# INFORMATION SUPPLIED start
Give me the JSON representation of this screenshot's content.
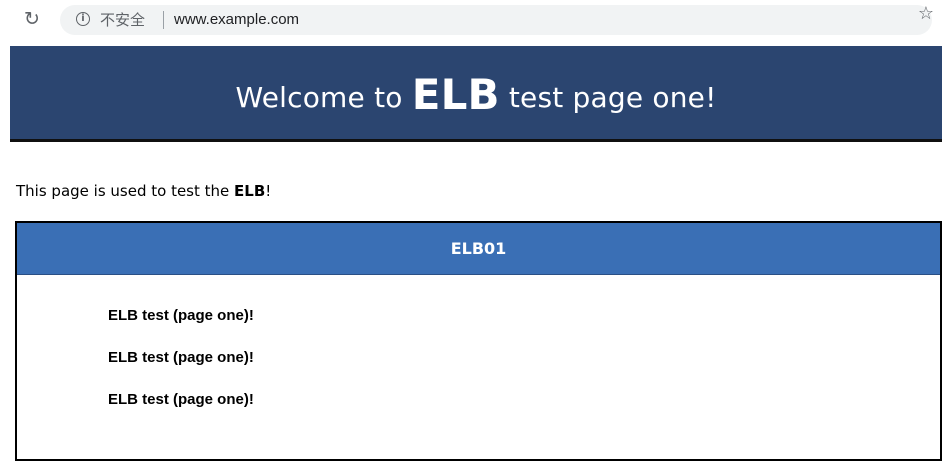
{
  "browser": {
    "reload_icon": "↻",
    "security_label": "不安全",
    "url": "www.example.com",
    "info_glyph": "i",
    "star_glyph": "☆"
  },
  "page": {
    "banner": {
      "prefix": "Welcome to ",
      "emphasis": "ELB",
      "suffix": " test page one!"
    },
    "intro": {
      "prefix": "This page is used to test the ",
      "emphasis": "ELB",
      "suffix": "!"
    },
    "panel": {
      "title": "ELB01",
      "lines": [
        "ELB test (page one)!",
        "ELB test (page one)!",
        "ELB test (page one)!"
      ]
    }
  },
  "colors": {
    "banner_bg": "#2b4570",
    "panel_header_bg": "#3a6fb5"
  }
}
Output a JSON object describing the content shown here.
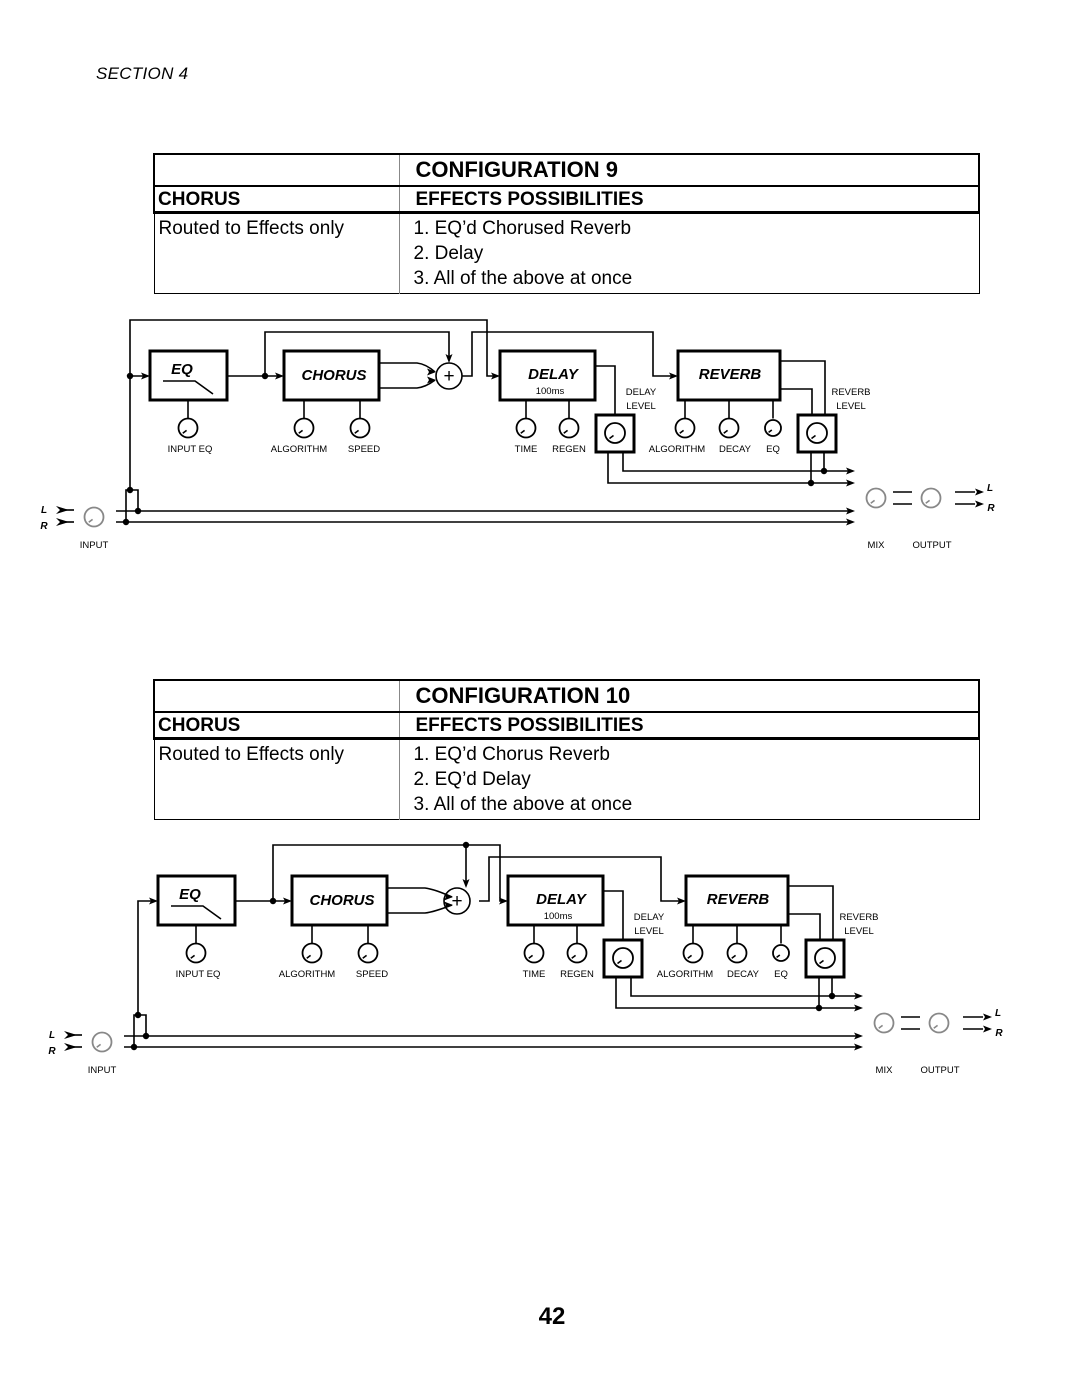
{
  "header": {
    "section_label": "SECTION  4"
  },
  "configurations": [
    {
      "title": "CONFIGURATION 9",
      "left_header": "CHORUS",
      "right_header": "EFFECTS POSSIBILITIES",
      "routing": "Routed to Effects only",
      "possibilities": [
        "1. EQ’d Chorused Reverb",
        "2. Delay",
        "3. All of the above at once"
      ],
      "diagram": {
        "blocks": {
          "eq": "EQ",
          "chorus": "CHORUS",
          "delay": "DELAY",
          "delay_time": "100ms",
          "reverb": "REVERB"
        },
        "knobs": {
          "input_eq": "INPUT EQ",
          "algorithm": "ALGORITHM",
          "speed": "SPEED",
          "time": "TIME",
          "regen": "REGEN",
          "rev_algorithm": "ALGORITHM",
          "decay": "DECAY",
          "eq": "EQ"
        },
        "levels": {
          "delay_level": [
            "DELAY",
            "LEVEL"
          ],
          "reverb_level": [
            "REVERB",
            "LEVEL"
          ]
        },
        "io": {
          "left": "L",
          "right": "R",
          "input": "INPUT",
          "mix": "MIX",
          "output": "OUTPUT"
        },
        "input_tap_to_eq": true
      }
    },
    {
      "title": "CONFIGURATION 10",
      "left_header": "CHORUS",
      "right_header": "EFFECTS POSSIBILITIES",
      "routing": "Routed to Effects only",
      "possibilities": [
        "1. EQ’d Chorus Reverb",
        "2. EQ’d Delay",
        "3. All of the above at once"
      ],
      "diagram": {
        "blocks": {
          "eq": "EQ",
          "chorus": "CHORUS",
          "delay": "DELAY",
          "delay_time": "100ms",
          "reverb": "REVERB"
        },
        "knobs": {
          "input_eq": "INPUT EQ",
          "algorithm": "ALGORITHM",
          "speed": "SPEED",
          "time": "TIME",
          "regen": "REGEN",
          "rev_algorithm": "ALGORITHM",
          "decay": "DECAY",
          "eq": "EQ"
        },
        "levels": {
          "delay_level": [
            "DELAY",
            "LEVEL"
          ],
          "reverb_level": [
            "REVERB",
            "LEVEL"
          ]
        },
        "io": {
          "left": "L",
          "right": "R",
          "input": "INPUT",
          "mix": "MIX",
          "output": "OUTPUT"
        },
        "input_tap_to_eq": false
      }
    }
  ],
  "footer": {
    "page_number": "42"
  }
}
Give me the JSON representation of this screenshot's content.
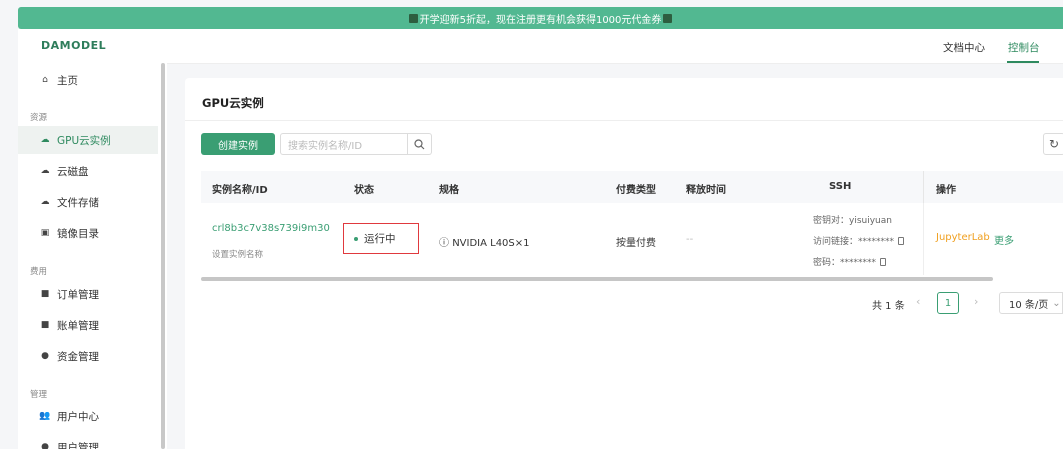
{
  "banner": {
    "text": "开学迎新5折起，现在注册更有机会获得1000元代金券"
  },
  "brand": {
    "logo": "DAMODEL"
  },
  "sidebar": {
    "home": "主页",
    "groups": [
      "资源",
      "费用",
      "管理"
    ],
    "resource_items": [
      "GPU云实例",
      "云磁盘",
      "文件存储",
      "镜像目录"
    ],
    "billing_items": [
      "订单管理",
      "账单管理",
      "资金管理"
    ],
    "manage_items": [
      "用户中心",
      "用户管理"
    ]
  },
  "topbar": {
    "docs": "文档中心",
    "console": "控制台"
  },
  "page": {
    "title": "GPU云实例",
    "create_button": "创建实例",
    "search_placeholder": "搜索实例名称/ID"
  },
  "table": {
    "columns": [
      "实例名称/ID",
      "状态",
      "规格",
      "付费类型",
      "释放时间",
      "SSH",
      "操作"
    ],
    "rows": [
      {
        "id": "crl8b3c7v38s739i9m30",
        "name_hint": "设置实例名称",
        "status": "运行中",
        "spec": "NVIDIA L40S×1",
        "billing": "按量付费",
        "release_time": "--",
        "ssh_keypair": "密钥对：yisuiyuan",
        "ssh_link": "访问链接：********",
        "ssh_password": "密码：********",
        "op_jupyter": "JupyterLab",
        "op_more": "更多"
      }
    ]
  },
  "pagination": {
    "total": "共 1 条",
    "current": "1",
    "page_size": "10 条/页"
  },
  "colors": {
    "brand_green": "#3a9e73",
    "banner_green": "#52b891",
    "highlight_red": "#e0393e",
    "op_orange": "#f0a020"
  }
}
# INFORMATION SUPPLIED end
STATED EXERCISE -> Repeat the entries exactly. Pictures are excluded from the copy.

TASK SOLUTION ->
Give me the JSON representation of this screenshot's content.
{
  "browser": {
    "reload_icon": "↻",
    "security_label": "不安全",
    "url": "www.example.com",
    "info_glyph": "i",
    "star_glyph": "☆"
  },
  "page": {
    "banner": {
      "prefix": "Welcome to ",
      "emphasis": "ELB",
      "suffix": " test page one!"
    },
    "intro": {
      "prefix": "This page is used to test the ",
      "emphasis": "ELB",
      "suffix": "!"
    },
    "panel": {
      "title": "ELB01",
      "lines": [
        "ELB test (page one)!",
        "ELB test (page one)!",
        "ELB test (page one)!"
      ]
    }
  },
  "colors": {
    "banner_bg": "#2b4570",
    "panel_header_bg": "#3a6fb5"
  }
}
Output a JSON object describing the content shown here.
{
  "header": {
    "section_label": "SECTION  4"
  },
  "configurations": [
    {
      "title": "CONFIGURATION 9",
      "left_header": "CHORUS",
      "right_header": "EFFECTS POSSIBILITIES",
      "routing": "Routed to Effects only",
      "possibilities": [
        "1. EQ’d Chorused Reverb",
        "2. Delay",
        "3. All of the above at once"
      ],
      "diagram": {
        "blocks": {
          "eq": "EQ",
          "chorus": "CHORUS",
          "delay": "DELAY",
          "delay_time": "100ms",
          "reverb": "REVERB"
        },
        "knobs": {
          "input_eq": "INPUT EQ",
          "algorithm": "ALGORITHM",
          "speed": "SPEED",
          "time": "TIME",
          "regen": "REGEN",
          "rev_algorithm": "ALGORITHM",
          "decay": "DECAY",
          "eq": "EQ"
        },
        "levels": {
          "delay_level": [
            "DELAY",
            "LEVEL"
          ],
          "reverb_level": [
            "REVERB",
            "LEVEL"
          ]
        },
        "io": {
          "left": "L",
          "right": "R",
          "input": "INPUT",
          "mix": "MIX",
          "output": "OUTPUT"
        },
        "input_tap_to_eq": true
      }
    },
    {
      "title": "CONFIGURATION 10",
      "left_header": "CHORUS",
      "right_header": "EFFECTS POSSIBILITIES",
      "routing": "Routed to Effects only",
      "possibilities": [
        "1. EQ’d Chorus Reverb",
        "2. EQ’d Delay",
        "3. All of the above at once"
      ],
      "diagram": {
        "blocks": {
          "eq": "EQ",
          "chorus": "CHORUS",
          "delay": "DELAY",
          "delay_time": "100ms",
          "reverb": "REVERB"
        },
        "knobs": {
          "input_eq": "INPUT EQ",
          "algorithm": "ALGORITHM",
          "speed": "SPEED",
          "time": "TIME",
          "regen": "REGEN",
          "rev_algorithm": "ALGORITHM",
          "decay": "DECAY",
          "eq": "EQ"
        },
        "levels": {
          "delay_level": [
            "DELAY",
            "LEVEL"
          ],
          "reverb_level": [
            "REVERB",
            "LEVEL"
          ]
        },
        "io": {
          "left": "L",
          "right": "R",
          "input": "INPUT",
          "mix": "MIX",
          "output": "OUTPUT"
        },
        "input_tap_to_eq": false
      }
    }
  ],
  "footer": {
    "page_number": "42"
  }
}
Give me the JSON representation of this screenshot's content.
{
  "banner": {
    "text": "开学迎新5折起，现在注册更有机会获得1000元代金券"
  },
  "brand": {
    "logo": "DAMODEL"
  },
  "sidebar": {
    "home": "主页",
    "groups": [
      "资源",
      "费用",
      "管理"
    ],
    "resource_items": [
      "GPU云实例",
      "云磁盘",
      "文件存储",
      "镜像目录"
    ],
    "billing_items": [
      "订单管理",
      "账单管理",
      "资金管理"
    ],
    "manage_items": [
      "用户中心",
      "用户管理"
    ]
  },
  "topbar": {
    "docs": "文档中心",
    "console": "控制台"
  },
  "page": {
    "title": "GPU云实例",
    "create_button": "创建实例",
    "search_placeholder": "搜索实例名称/ID"
  },
  "table": {
    "columns": [
      "实例名称/ID",
      "状态",
      "规格",
      "付费类型",
      "释放时间",
      "SSH",
      "操作"
    ],
    "rows": [
      {
        "id": "crl8b3c7v38s739i9m30",
        "name_hint": "设置实例名称",
        "status": "运行中",
        "spec": "NVIDIA L40S×1",
        "billing": "按量付费",
        "release_time": "--",
        "ssh_keypair": "密钥对：yisuiyuan",
        "ssh_link": "访问链接：********",
        "ssh_password": "密码：********",
        "op_jupyter": "JupyterLab",
        "op_more": "更多"
      }
    ]
  },
  "pagination": {
    "total": "共 1 条",
    "current": "1",
    "page_size": "10 条/页"
  },
  "colors": {
    "brand_green": "#3a9e73",
    "banner_green": "#52b891",
    "highlight_red": "#e0393e",
    "op_orange": "#f0a020"
  }
}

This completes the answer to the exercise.